Some records
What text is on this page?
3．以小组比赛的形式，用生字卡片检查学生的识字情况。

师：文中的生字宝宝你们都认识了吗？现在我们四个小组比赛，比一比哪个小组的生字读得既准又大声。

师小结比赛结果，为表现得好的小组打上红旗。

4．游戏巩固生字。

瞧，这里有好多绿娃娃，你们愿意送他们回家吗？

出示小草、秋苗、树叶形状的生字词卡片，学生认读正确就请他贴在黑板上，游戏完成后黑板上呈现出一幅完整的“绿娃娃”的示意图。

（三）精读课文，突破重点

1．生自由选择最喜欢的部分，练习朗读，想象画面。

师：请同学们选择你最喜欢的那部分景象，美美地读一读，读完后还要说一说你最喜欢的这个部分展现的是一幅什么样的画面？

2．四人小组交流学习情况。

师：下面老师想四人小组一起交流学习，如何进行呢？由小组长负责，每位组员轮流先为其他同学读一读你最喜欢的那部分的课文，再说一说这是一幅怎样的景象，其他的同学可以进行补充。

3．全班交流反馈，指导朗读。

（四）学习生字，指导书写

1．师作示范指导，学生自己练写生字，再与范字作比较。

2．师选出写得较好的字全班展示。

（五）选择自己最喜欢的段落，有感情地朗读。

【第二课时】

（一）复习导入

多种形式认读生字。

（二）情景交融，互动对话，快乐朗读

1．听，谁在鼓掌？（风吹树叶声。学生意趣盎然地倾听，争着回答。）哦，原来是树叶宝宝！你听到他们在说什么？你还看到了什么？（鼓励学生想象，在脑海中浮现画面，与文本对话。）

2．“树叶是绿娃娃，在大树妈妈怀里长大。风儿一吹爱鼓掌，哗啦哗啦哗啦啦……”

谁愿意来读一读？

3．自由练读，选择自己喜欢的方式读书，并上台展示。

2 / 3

...

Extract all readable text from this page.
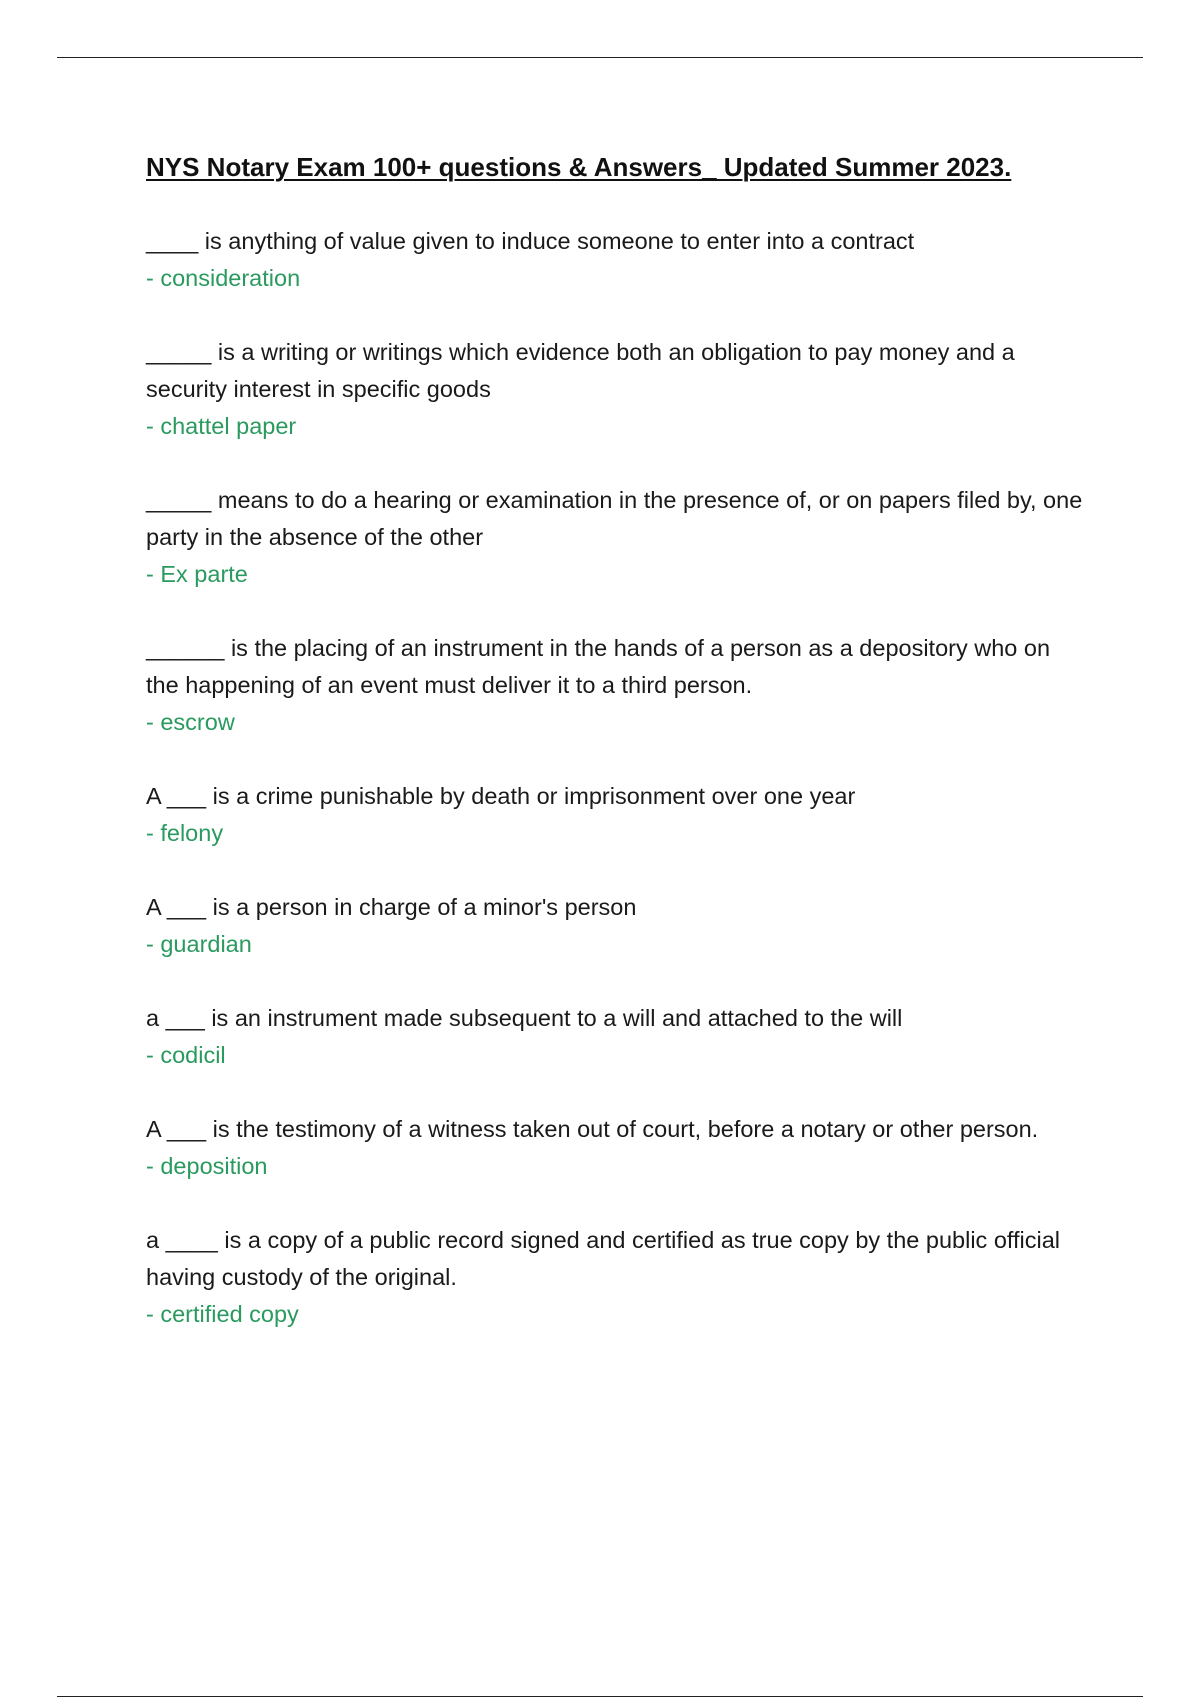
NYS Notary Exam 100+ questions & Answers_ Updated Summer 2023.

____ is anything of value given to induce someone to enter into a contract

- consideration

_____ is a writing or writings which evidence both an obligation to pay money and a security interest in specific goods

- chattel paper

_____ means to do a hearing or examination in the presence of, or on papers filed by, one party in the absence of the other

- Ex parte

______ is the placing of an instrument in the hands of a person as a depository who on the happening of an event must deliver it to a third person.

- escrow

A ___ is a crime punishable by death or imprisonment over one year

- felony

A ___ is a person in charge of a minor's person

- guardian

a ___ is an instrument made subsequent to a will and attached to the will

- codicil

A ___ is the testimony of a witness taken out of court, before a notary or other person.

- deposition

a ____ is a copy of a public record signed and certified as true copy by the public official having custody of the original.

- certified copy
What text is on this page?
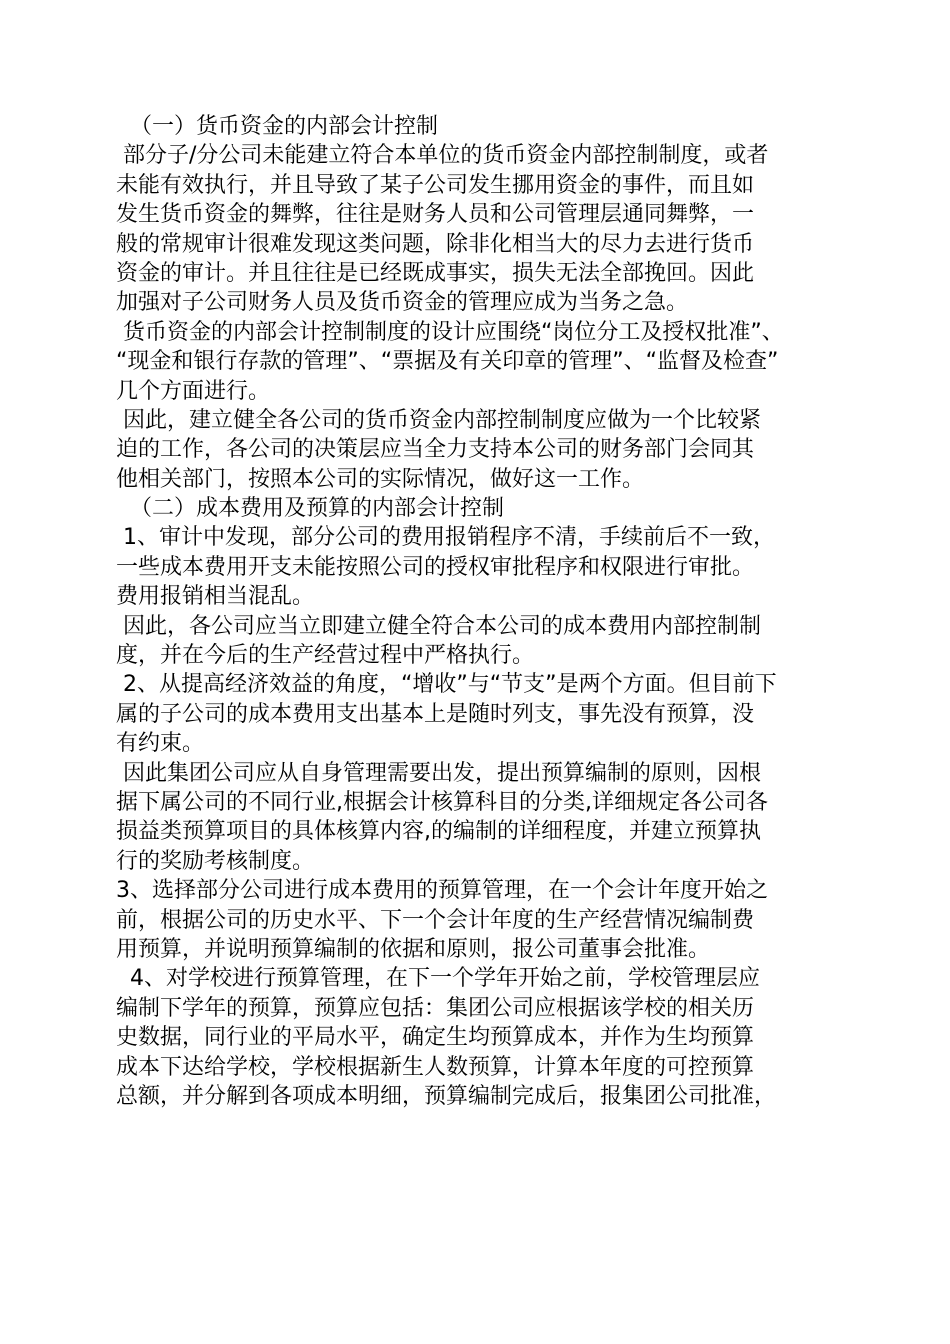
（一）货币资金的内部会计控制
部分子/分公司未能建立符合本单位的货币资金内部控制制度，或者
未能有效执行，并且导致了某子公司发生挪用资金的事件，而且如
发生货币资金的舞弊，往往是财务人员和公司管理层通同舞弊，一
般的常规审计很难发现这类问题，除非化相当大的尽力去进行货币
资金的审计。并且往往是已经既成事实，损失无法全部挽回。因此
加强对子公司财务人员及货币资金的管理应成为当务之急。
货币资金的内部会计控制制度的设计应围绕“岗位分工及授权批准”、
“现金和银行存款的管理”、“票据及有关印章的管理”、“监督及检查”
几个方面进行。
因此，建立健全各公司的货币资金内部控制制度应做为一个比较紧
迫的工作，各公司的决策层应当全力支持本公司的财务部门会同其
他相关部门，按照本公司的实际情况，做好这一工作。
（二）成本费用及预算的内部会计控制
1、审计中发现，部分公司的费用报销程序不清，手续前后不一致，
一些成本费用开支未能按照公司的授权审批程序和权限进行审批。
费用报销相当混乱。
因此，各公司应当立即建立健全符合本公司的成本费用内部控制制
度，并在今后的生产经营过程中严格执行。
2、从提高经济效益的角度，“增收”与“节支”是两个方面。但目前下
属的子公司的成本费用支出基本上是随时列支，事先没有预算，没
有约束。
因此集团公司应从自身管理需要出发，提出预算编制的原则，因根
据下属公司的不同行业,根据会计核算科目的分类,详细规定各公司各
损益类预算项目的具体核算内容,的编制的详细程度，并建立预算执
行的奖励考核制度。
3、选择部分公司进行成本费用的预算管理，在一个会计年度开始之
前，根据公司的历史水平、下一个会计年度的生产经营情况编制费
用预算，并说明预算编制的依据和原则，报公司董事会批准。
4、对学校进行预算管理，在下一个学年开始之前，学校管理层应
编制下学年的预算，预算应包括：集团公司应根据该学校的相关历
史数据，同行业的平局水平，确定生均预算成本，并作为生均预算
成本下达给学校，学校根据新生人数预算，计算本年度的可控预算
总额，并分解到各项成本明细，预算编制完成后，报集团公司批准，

SET PROBLEM:
Extract all lines from the material above that include the word "other".

WORKED SOLUTION:
_____ means to do a hearing or examination in the presence of, or on papers filed by, one party in the absence of the other
A ___ is the testimony of a witness taken out of court, before a notary or other person.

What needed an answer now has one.